**Document**
——

= Rivett-Carnac baronets =

Baronetcy in the Baronetage of the United Kingdom

Escutcheon of the Rivett-Carnac baronets

The Rivett-Carnac baronetcy, of Derby, is a title in the Baronetage of the United Kingdom. It was created on 12 March 1836 for James Rivett-Carnac, Chairman of the East India Company, Member of Parliament for Sandwich and Governor of Bombay. His father James Rivett had assumed by royal warrant the additional surname of Carnac in 1801. The second Baronet represented Lymington in the House of Commons as a Conservative.

The fourth Baronet was missing for many years, with his last confirmed location being Seattle in 1906. After this date he was also reported to have visited Portland, Oregon, Philadelphia, Standerton, Durban and Vancouver. On 11 March 1924 an order was issued in the Chancery Division of the High Court of Justice, presuming his death to have occurred on 31 December 1909.

Admiral John Rivett-Carnac was the younger brother of the first Baronet. James Rivett-Carnac, a younger son of the sixth Baronet, was a vice-admiral in the Royal Navy. The designer Lulu Guinness is the daughter of the ninth Baronet.

==Rivett-Carnac baronets, of Derby (1836)==
- Sir James Rivett-Carnac, 1st Baronet (1784–1846)
- Sir John Rivett-Carnac, 2nd Baronet (1818–1883)
- Sir James Henry Sproule Rivett-Carnac, 3rd Baronet (1846–1909)

——

List every place that the article on the Rivett-Carnac baronets says the fourth Baronet was reported to have visited after 1906.

**Given data**
——

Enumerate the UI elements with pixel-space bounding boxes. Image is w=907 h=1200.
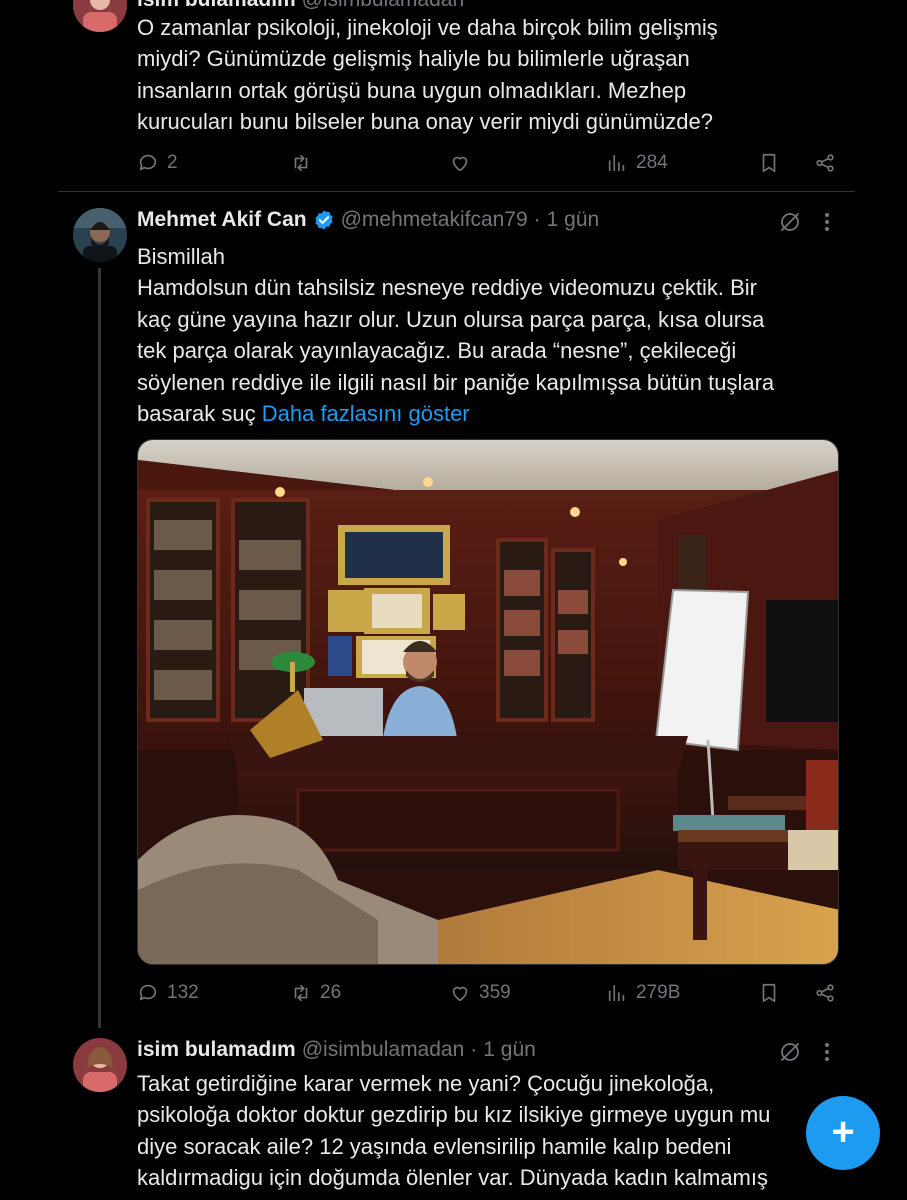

——

**Task response**
Portland, Oregon; Philadelphia; Standerton; Durban; Vancouver